(Collection entries)
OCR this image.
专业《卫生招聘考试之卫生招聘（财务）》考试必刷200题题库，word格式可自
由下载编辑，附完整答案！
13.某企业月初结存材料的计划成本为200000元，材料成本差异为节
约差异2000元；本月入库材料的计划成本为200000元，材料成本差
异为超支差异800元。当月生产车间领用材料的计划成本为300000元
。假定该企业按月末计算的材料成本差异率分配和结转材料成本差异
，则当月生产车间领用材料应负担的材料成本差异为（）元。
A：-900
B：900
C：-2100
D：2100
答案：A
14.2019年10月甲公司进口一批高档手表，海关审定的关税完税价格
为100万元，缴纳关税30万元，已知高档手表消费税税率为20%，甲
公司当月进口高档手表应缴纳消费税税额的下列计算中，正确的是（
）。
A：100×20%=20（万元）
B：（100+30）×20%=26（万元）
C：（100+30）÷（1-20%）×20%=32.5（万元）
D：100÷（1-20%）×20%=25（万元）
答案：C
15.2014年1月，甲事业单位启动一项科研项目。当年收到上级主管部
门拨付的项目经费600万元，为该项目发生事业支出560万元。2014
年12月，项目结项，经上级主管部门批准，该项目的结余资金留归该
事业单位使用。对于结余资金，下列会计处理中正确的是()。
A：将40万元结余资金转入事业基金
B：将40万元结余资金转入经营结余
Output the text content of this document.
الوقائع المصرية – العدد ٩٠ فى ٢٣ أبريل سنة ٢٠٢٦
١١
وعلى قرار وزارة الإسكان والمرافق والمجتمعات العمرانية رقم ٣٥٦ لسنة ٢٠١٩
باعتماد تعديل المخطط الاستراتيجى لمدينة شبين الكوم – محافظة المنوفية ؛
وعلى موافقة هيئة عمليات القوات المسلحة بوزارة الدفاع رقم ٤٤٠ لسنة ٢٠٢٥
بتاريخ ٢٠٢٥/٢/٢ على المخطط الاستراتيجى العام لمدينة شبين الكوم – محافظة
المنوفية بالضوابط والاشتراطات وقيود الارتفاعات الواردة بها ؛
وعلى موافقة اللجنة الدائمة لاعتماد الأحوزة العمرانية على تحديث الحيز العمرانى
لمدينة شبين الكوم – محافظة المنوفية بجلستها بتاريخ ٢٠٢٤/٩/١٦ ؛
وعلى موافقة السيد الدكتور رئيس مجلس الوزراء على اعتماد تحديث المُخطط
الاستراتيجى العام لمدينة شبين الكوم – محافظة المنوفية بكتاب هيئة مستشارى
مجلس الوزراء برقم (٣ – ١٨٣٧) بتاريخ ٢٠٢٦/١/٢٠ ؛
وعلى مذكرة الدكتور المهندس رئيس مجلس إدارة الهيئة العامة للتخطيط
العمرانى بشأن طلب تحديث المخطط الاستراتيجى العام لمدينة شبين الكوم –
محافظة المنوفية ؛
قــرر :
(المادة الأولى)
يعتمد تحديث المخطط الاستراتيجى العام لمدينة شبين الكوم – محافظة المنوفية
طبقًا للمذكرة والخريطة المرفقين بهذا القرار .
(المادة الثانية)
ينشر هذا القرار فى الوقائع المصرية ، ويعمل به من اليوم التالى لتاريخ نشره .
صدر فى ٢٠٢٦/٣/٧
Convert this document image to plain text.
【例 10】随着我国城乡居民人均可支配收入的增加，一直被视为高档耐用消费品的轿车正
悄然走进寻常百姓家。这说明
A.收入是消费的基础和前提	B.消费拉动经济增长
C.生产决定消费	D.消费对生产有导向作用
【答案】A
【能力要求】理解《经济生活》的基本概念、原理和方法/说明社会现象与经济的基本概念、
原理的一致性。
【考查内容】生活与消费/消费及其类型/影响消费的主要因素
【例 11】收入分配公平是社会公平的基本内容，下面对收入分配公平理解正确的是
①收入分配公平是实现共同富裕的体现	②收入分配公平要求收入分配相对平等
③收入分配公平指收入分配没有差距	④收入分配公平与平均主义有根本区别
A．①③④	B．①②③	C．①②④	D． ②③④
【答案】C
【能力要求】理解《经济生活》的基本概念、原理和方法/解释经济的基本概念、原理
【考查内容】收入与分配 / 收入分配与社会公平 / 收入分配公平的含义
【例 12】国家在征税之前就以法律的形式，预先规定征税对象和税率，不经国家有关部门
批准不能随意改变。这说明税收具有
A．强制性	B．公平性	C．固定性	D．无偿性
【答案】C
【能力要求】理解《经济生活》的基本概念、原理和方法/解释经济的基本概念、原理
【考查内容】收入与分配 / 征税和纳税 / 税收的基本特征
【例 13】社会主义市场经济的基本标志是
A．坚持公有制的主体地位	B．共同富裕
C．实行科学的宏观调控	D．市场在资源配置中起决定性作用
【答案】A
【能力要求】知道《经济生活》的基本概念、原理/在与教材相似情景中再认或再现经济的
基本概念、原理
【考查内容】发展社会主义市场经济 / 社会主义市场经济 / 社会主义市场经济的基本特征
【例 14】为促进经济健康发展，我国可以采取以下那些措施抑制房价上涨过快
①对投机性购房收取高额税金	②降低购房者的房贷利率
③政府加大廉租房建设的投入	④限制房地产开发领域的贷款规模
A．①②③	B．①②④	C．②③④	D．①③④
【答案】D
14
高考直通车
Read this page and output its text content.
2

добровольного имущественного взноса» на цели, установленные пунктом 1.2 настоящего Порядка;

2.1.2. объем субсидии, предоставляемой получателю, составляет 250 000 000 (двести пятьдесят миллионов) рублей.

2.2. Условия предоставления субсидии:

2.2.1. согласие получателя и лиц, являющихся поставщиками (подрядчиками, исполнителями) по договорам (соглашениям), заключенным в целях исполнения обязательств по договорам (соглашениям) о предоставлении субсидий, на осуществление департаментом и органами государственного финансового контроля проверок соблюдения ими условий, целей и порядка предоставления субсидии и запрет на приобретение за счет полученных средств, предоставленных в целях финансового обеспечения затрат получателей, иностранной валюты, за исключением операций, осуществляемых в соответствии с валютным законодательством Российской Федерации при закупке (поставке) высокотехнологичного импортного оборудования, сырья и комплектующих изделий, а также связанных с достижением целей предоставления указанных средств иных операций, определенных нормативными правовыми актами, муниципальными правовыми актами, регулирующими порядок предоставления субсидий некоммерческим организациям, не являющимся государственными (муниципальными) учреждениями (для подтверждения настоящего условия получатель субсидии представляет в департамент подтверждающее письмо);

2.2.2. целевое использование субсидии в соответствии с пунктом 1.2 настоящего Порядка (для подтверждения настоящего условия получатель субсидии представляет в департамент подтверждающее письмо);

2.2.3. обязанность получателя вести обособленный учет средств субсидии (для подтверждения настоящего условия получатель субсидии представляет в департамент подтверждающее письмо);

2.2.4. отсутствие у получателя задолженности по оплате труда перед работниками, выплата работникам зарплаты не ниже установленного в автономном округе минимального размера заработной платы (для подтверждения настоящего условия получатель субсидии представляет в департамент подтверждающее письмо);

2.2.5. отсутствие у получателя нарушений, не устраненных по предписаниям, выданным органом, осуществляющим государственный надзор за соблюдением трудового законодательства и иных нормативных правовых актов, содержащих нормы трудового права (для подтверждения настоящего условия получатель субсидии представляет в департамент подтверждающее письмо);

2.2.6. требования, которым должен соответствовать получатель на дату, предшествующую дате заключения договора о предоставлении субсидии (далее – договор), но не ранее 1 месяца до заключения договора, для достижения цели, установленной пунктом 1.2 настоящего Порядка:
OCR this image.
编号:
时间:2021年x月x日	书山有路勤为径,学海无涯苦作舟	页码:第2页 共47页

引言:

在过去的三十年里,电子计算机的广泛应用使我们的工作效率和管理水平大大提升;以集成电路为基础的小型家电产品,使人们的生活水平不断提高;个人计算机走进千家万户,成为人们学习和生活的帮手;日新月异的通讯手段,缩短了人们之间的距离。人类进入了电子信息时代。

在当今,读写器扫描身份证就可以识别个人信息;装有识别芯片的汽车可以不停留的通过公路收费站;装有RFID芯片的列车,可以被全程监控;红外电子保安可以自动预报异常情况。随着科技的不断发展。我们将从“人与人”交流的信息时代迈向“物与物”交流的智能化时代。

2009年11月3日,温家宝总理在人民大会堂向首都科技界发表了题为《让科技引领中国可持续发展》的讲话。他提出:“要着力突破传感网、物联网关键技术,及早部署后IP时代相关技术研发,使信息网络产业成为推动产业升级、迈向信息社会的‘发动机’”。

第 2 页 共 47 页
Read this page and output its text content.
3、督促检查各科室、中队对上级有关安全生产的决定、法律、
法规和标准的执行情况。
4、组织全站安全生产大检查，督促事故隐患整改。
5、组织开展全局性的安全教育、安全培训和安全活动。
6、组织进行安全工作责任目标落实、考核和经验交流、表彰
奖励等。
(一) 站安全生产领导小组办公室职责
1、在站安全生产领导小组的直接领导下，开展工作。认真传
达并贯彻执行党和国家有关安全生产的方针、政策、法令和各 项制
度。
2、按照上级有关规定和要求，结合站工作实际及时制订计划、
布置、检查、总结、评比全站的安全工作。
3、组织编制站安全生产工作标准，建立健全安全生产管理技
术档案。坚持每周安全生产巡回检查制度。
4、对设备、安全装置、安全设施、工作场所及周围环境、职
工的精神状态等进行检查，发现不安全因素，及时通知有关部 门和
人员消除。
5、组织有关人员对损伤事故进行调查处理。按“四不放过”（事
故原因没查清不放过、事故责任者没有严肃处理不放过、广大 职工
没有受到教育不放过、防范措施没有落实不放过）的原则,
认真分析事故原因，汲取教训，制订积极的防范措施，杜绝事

## Task to complete
How many of the lines above include the string "الاستراتيجى"? Answer with the number only.

## Exercise answer
5